- AIM OF THE TASK
Below are entries to be transcribed exactly; exclude the pictures from the copy.

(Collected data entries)
>>>
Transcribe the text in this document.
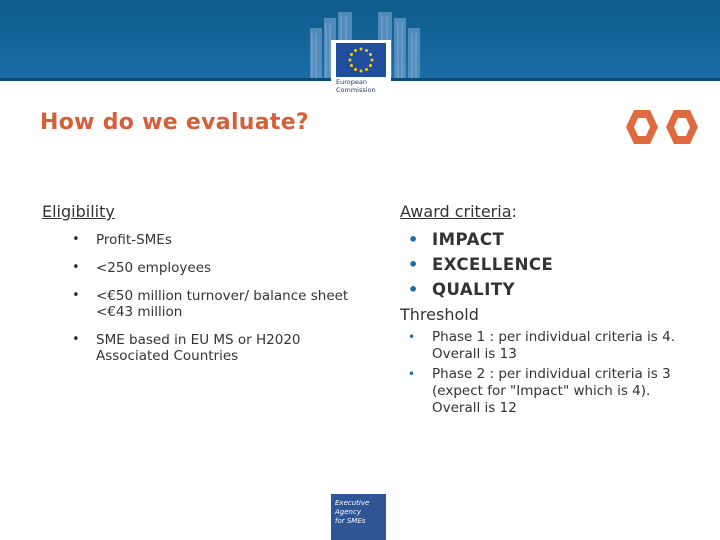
European
Commission
How do we evaluate?
Eligibility
• Profit-SMEs
• <250 employees
• <€50 million turnover/ balance sheet <€43 million
• SME based in EU MS or H2020 Associated Countries
Award criteria:
• IMPACT
• EXCELLENCE
• QUALITY
Threshold
• Phase 1 : per individual criteria is 4. Overall is 13
• Phase 2 : per individual criteria is 3 (expect for "Impact" which is 4). Overall is 12
Executive
Agency
for SMEs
<<<
- TASK OUTPUT
Transcribe the text in this document.
European
Commission
How do we evaluate?
Eligibility
• Profit-SMEs
• <250 employees
• <€50 million turnover/ balance sheet <€43 million
• SME based in EU MS or H2020 Associated Countries
Award criteria:
• IMPACT
• EXCELLENCE
• QUALITY
Threshold
• Phase 1 : per individual criteria is 4. Overall is 13
• Phase 2 : per individual criteria is 3 (expect for "Impact" which is 4). Overall is 12
Executive
Agency
for SMEs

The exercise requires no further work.